Provided records =

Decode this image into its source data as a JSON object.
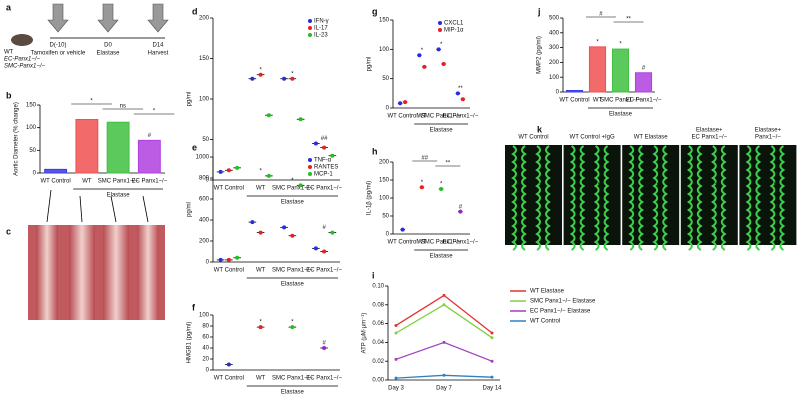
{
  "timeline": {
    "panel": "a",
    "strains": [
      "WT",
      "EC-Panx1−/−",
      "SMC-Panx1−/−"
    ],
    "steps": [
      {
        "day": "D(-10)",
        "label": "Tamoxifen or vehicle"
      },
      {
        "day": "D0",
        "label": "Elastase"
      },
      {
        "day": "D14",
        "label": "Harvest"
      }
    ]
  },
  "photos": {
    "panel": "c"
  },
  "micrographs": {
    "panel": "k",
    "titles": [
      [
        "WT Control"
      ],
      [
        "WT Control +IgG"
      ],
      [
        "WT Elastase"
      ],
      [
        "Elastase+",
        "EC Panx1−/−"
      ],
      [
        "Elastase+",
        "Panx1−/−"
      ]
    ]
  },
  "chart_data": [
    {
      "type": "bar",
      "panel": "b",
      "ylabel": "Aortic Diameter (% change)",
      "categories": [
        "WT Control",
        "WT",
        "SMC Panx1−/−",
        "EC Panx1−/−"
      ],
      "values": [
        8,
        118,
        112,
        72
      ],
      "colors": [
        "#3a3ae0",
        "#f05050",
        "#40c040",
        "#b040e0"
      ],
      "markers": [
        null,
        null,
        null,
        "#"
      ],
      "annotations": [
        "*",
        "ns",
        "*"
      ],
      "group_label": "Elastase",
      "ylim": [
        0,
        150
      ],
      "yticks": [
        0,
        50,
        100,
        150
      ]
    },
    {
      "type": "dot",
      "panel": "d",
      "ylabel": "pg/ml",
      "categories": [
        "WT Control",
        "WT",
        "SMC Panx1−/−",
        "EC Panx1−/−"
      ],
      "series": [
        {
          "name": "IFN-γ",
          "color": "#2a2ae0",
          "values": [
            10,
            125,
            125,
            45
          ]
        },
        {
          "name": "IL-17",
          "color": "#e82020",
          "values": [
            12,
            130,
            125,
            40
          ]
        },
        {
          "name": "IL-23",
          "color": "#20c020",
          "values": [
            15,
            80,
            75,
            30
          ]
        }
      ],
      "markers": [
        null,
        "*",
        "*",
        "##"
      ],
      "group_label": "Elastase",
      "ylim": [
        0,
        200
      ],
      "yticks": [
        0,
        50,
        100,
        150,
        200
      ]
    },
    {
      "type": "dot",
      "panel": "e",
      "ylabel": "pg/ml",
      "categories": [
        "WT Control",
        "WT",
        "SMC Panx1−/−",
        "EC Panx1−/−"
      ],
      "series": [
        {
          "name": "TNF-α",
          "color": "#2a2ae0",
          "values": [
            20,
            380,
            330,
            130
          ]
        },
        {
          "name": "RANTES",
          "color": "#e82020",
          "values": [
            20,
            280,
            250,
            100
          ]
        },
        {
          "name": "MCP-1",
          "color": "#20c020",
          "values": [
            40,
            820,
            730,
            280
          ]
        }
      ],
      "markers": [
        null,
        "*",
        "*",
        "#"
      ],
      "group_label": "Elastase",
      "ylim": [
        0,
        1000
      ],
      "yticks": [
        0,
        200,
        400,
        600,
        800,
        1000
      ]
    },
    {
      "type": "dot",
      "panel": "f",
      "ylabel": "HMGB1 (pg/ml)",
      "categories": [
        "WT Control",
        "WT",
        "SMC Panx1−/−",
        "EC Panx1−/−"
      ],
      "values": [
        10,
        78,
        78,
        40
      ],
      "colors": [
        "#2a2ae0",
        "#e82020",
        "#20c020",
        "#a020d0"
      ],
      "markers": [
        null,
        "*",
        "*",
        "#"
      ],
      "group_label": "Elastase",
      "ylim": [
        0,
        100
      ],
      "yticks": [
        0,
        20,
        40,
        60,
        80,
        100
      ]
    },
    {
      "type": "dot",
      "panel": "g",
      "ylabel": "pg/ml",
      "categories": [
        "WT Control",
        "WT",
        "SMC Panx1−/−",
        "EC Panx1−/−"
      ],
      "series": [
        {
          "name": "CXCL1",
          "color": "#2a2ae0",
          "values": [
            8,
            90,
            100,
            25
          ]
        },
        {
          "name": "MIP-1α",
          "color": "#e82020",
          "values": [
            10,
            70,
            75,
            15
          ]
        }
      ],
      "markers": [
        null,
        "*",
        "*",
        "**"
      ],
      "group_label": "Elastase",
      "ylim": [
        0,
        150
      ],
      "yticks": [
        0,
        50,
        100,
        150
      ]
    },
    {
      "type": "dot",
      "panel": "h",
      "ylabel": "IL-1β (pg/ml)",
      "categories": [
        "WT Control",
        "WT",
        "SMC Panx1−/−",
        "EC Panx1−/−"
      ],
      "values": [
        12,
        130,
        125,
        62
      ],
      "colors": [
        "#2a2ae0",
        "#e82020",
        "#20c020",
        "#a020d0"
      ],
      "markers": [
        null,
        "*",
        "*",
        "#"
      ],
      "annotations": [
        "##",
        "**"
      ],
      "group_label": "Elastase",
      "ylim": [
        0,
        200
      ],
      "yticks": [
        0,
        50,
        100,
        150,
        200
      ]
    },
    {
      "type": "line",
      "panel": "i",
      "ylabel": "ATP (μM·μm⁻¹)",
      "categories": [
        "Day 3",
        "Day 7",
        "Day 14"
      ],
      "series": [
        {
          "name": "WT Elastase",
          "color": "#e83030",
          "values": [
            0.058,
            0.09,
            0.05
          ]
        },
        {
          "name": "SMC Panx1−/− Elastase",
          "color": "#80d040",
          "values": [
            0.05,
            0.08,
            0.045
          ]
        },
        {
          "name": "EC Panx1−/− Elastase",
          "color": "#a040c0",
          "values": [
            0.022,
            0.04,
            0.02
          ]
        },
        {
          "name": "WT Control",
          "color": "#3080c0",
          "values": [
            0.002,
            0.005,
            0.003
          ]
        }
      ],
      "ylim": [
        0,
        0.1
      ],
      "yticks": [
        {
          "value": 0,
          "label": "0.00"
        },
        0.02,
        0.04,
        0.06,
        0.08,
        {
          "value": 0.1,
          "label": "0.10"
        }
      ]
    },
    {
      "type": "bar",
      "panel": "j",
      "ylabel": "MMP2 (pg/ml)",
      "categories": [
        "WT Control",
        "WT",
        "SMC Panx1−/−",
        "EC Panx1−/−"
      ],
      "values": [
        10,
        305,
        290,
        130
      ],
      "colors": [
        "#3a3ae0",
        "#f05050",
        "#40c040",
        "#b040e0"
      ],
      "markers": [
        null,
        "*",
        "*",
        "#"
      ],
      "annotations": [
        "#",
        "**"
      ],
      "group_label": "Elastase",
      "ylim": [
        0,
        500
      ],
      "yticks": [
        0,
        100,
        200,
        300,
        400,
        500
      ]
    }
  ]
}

Exercise instructions =
All of the material above should be reproduced exactly, except the pictures.

Response to the exercise =
Decode this image into its source data as a JSON object.
{
  "timeline": {
    "panel": "a",
    "strains": [
      "WT",
      "EC-Panx1−/−",
      "SMC-Panx1−/−"
    ],
    "steps": [
      {
        "day": "D(-10)",
        "label": "Tamoxifen or vehicle"
      },
      {
        "day": "D0",
        "label": "Elastase"
      },
      {
        "day": "D14",
        "label": "Harvest"
      }
    ]
  },
  "photos": {
    "panel": "c"
  },
  "micrographs": {
    "panel": "k",
    "titles": [
      [
        "WT Control"
      ],
      [
        "WT Control +IgG"
      ],
      [
        "WT Elastase"
      ],
      [
        "Elastase+",
        "EC Panx1−/−"
      ],
      [
        "Elastase+",
        "Panx1−/−"
      ]
    ]
  },
  "chart_data": [
    {
      "type": "bar",
      "panel": "b",
      "ylabel": "Aortic Diameter (% change)",
      "categories": [
        "WT Control",
        "WT",
        "SMC Panx1−/−",
        "EC Panx1−/−"
      ],
      "values": [
        8,
        118,
        112,
        72
      ],
      "colors": [
        "#3a3ae0",
        "#f05050",
        "#40c040",
        "#b040e0"
      ],
      "markers": [
        null,
        null,
        null,
        "#"
      ],
      "annotations": [
        "*",
        "ns",
        "*"
      ],
      "group_label": "Elastase",
      "ylim": [
        0,
        150
      ],
      "yticks": [
        0,
        50,
        100,
        150
      ]
    },
    {
      "type": "dot",
      "panel": "d",
      "ylabel": "pg/ml",
      "categories": [
        "WT Control",
        "WT",
        "SMC Panx1−/−",
        "EC Panx1−/−"
      ],
      "series": [
        {
          "name": "IFN-γ",
          "color": "#2a2ae0",
          "values": [
            10,
            125,
            125,
            45
          ]
        },
        {
          "name": "IL-17",
          "color": "#e82020",
          "values": [
            12,
            130,
            125,
            40
          ]
        },
        {
          "name": "IL-23",
          "color": "#20c020",
          "values": [
            15,
            80,
            75,
            30
          ]
        }
      ],
      "markers": [
        null,
        "*",
        "*",
        "##"
      ],
      "group_label": "Elastase",
      "ylim": [
        0,
        200
      ],
      "yticks": [
        0,
        50,
        100,
        150,
        200
      ]
    },
    {
      "type": "dot",
      "panel": "e",
      "ylabel": "pg/ml",
      "categories": [
        "WT Control",
        "WT",
        "SMC Panx1−/−",
        "EC Panx1−/−"
      ],
      "series": [
        {
          "name": "TNF-α",
          "color": "#2a2ae0",
          "values": [
            20,
            380,
            330,
            130
          ]
        },
        {
          "name": "RANTES",
          "color": "#e82020",
          "values": [
            20,
            280,
            250,
            100
          ]
        },
        {
          "name": "MCP-1",
          "color": "#20c020",
          "values": [
            40,
            820,
            730,
            280
          ]
        }
      ],
      "markers": [
        null,
        "*",
        "*",
        "#"
      ],
      "group_label": "Elastase",
      "ylim": [
        0,
        1000
      ],
      "yticks": [
        0,
        200,
        400,
        600,
        800,
        1000
      ]
    },
    {
      "type": "dot",
      "panel": "f",
      "ylabel": "HMGB1 (pg/ml)",
      "categories": [
        "WT Control",
        "WT",
        "SMC Panx1−/−",
        "EC Panx1−/−"
      ],
      "values": [
        10,
        78,
        78,
        40
      ],
      "colors": [
        "#2a2ae0",
        "#e82020",
        "#20c020",
        "#a020d0"
      ],
      "markers": [
        null,
        "*",
        "*",
        "#"
      ],
      "group_label": "Elastase",
      "ylim": [
        0,
        100
      ],
      "yticks": [
        0,
        20,
        40,
        60,
        80,
        100
      ]
    },
    {
      "type": "dot",
      "panel": "g",
      "ylabel": "pg/ml",
      "categories": [
        "WT Control",
        "WT",
        "SMC Panx1−/−",
        "EC Panx1−/−"
      ],
      "series": [
        {
          "name": "CXCL1",
          "color": "#2a2ae0",
          "values": [
            8,
            90,
            100,
            25
          ]
        },
        {
          "name": "MIP-1α",
          "color": "#e82020",
          "values": [
            10,
            70,
            75,
            15
          ]
        }
      ],
      "markers": [
        null,
        "*",
        "*",
        "**"
      ],
      "group_label": "Elastase",
      "ylim": [
        0,
        150
      ],
      "yticks": [
        0,
        50,
        100,
        150
      ]
    },
    {
      "type": "dot",
      "panel": "h",
      "ylabel": "IL-1β (pg/ml)",
      "categories": [
        "WT Control",
        "WT",
        "SMC Panx1−/−",
        "EC Panx1−/−"
      ],
      "values": [
        12,
        130,
        125,
        62
      ],
      "colors": [
        "#2a2ae0",
        "#e82020",
        "#20c020",
        "#a020d0"
      ],
      "markers": [
        null,
        "*",
        "*",
        "#"
      ],
      "annotations": [
        "##",
        "**"
      ],
      "group_label": "Elastase",
      "ylim": [
        0,
        200
      ],
      "yticks": [
        0,
        50,
        100,
        150,
        200
      ]
    },
    {
      "type": "line",
      "panel": "i",
      "ylabel": "ATP (μM·μm⁻¹)",
      "categories": [
        "Day 3",
        "Day 7",
        "Day 14"
      ],
      "series": [
        {
          "name": "WT Elastase",
          "color": "#e83030",
          "values": [
            0.058,
            0.09,
            0.05
          ]
        },
        {
          "name": "SMC Panx1−/− Elastase",
          "color": "#80d040",
          "values": [
            0.05,
            0.08,
            0.045
          ]
        },
        {
          "name": "EC Panx1−/− Elastase",
          "color": "#a040c0",
          "values": [
            0.022,
            0.04,
            0.02
          ]
        },
        {
          "name": "WT Control",
          "color": "#3080c0",
          "values": [
            0.002,
            0.005,
            0.003
          ]
        }
      ],
      "ylim": [
        0,
        0.1
      ],
      "yticks": [
        {
          "value": 0,
          "label": "0.00"
        },
        0.02,
        0.04,
        0.06,
        0.08,
        {
          "value": 0.1,
          "label": "0.10"
        }
      ]
    },
    {
      "type": "bar",
      "panel": "j",
      "ylabel": "MMP2 (pg/ml)",
      "categories": [
        "WT Control",
        "WT",
        "SMC Panx1−/−",
        "EC Panx1−/−"
      ],
      "values": [
        10,
        305,
        290,
        130
      ],
      "colors": [
        "#3a3ae0",
        "#f05050",
        "#40c040",
        "#b040e0"
      ],
      "markers": [
        null,
        "*",
        "*",
        "#"
      ],
      "annotations": [
        "#",
        "**"
      ],
      "group_label": "Elastase",
      "ylim": [
        0,
        500
      ],
      "yticks": [
        0,
        100,
        200,
        300,
        400,
        500
      ]
    }
  ]
}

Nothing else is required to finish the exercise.